[Begin]

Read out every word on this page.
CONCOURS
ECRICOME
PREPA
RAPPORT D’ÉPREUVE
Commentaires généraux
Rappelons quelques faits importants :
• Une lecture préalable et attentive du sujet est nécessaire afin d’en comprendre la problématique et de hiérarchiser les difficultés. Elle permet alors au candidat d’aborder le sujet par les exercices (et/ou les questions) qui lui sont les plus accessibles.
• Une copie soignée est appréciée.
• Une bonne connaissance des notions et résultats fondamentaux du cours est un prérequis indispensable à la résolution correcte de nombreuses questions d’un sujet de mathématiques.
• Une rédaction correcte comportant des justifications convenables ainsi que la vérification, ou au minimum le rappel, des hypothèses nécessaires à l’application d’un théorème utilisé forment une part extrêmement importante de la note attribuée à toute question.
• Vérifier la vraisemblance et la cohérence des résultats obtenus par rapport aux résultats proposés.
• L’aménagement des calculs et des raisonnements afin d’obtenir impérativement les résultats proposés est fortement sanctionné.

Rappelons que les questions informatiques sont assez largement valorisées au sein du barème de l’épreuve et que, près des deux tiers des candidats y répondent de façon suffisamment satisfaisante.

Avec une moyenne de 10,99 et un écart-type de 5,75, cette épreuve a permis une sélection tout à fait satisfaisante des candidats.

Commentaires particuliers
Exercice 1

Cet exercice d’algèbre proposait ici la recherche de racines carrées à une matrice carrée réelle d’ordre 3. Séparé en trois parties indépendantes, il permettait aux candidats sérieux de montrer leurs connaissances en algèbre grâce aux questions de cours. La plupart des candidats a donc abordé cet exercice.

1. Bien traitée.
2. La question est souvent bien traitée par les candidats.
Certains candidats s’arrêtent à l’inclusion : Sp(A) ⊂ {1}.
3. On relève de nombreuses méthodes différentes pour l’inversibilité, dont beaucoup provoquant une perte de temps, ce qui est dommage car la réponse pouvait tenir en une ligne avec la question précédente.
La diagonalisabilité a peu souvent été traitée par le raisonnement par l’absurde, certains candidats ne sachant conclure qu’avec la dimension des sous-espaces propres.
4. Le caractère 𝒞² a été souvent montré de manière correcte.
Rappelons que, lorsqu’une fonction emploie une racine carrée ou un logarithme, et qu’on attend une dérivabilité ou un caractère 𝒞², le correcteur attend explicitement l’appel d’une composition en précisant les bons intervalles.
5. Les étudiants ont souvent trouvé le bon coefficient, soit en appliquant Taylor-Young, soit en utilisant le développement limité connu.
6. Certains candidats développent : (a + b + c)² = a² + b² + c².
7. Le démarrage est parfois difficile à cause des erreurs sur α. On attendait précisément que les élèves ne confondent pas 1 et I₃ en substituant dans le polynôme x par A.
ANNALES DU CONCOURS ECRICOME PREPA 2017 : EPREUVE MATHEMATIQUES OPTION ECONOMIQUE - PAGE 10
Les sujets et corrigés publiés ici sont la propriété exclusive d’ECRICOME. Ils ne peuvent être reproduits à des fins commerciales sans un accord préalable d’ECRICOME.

[End]

* What you need to do *
Reproduce every line of the material above exactly.

* Expected answer *
Read out every word on this page.
CONCOURS
ECRICOME
PREPA
RAPPORT D’ÉPREUVE
Commentaires généraux
Rappelons quelques faits importants :
• Une lecture préalable et attentive du sujet est nécessaire afin d’en comprendre la problématique et de hiérarchiser les difficultés. Elle permet alors au candidat d’aborder le sujet par les exercices (et/ou les questions) qui lui sont les plus accessibles.
• Une copie soignée est appréciée.
• Une bonne connaissance des notions et résultats fondamentaux du cours est un prérequis indispensable à la résolution correcte de nombreuses questions d’un sujet de mathématiques.
• Une rédaction correcte comportant des justifications convenables ainsi que la vérification, ou au minimum le rappel, des hypothèses nécessaires à l’application d’un théorème utilisé forment une part extrêmement importante de la note attribuée à toute question.
• Vérifier la vraisemblance et la cohérence des résultats obtenus par rapport aux résultats proposés.
• L’aménagement des calculs et des raisonnements afin d’obtenir impérativement les résultats proposés est fortement sanctionné.

Rappelons que les questions informatiques sont assez largement valorisées au sein du barème de l’épreuve et que, près des deux tiers des candidats y répondent de façon suffisamment satisfaisante.

Avec une moyenne de 10,99 et un écart-type de 5,75, cette épreuve a permis une sélection tout à fait satisfaisante des candidats.

Commentaires particuliers
Exercice 1

Cet exercice d’algèbre proposait ici la recherche de racines carrées à une matrice carrée réelle d’ordre 3. Séparé en trois parties indépendantes, il permettait aux candidats sérieux de montrer leurs connaissances en algèbre grâce aux questions de cours. La plupart des candidats a donc abordé cet exercice.

1. Bien traitée.
2. La question est souvent bien traitée par les candidats.
Certains candidats s’arrêtent à l’inclusion : Sp(A) ⊂ {1}.
3. On relève de nombreuses méthodes différentes pour l’inversibilité, dont beaucoup provoquant une perte de temps, ce qui est dommage car la réponse pouvait tenir en une ligne avec la question précédente.
La diagonalisabilité a peu souvent été traitée par le raisonnement par l’absurde, certains candidats ne sachant conclure qu’avec la dimension des sous-espaces propres.
4. Le caractère 𝒞² a été souvent montré de manière correcte.
Rappelons que, lorsqu’une fonction emploie une racine carrée ou un logarithme, et qu’on attend une dérivabilité ou un caractère 𝒞², le correcteur attend explicitement l’appel d’une composition en précisant les bons intervalles.
5. Les étudiants ont souvent trouvé le bon coefficient, soit en appliquant Taylor-Young, soit en utilisant le développement limité connu.
6. Certains candidats développent : (a + b + c)² = a² + b² + c².
7. Le démarrage est parfois difficile à cause des erreurs sur α. On attendait précisément que les élèves ne confondent pas 1 et I₃ en substituant dans le polynôme x par A.
ANNALES DU CONCOURS ECRICOME PREPA 2017 : EPREUVE MATHEMATIQUES OPTION ECONOMIQUE - PAGE 10
Les sujets et corrigés publiés ici sont la propriété exclusive d’ECRICOME. Ils ne peuvent être reproduits à des fins commerciales sans un accord préalable d’ECRICOME.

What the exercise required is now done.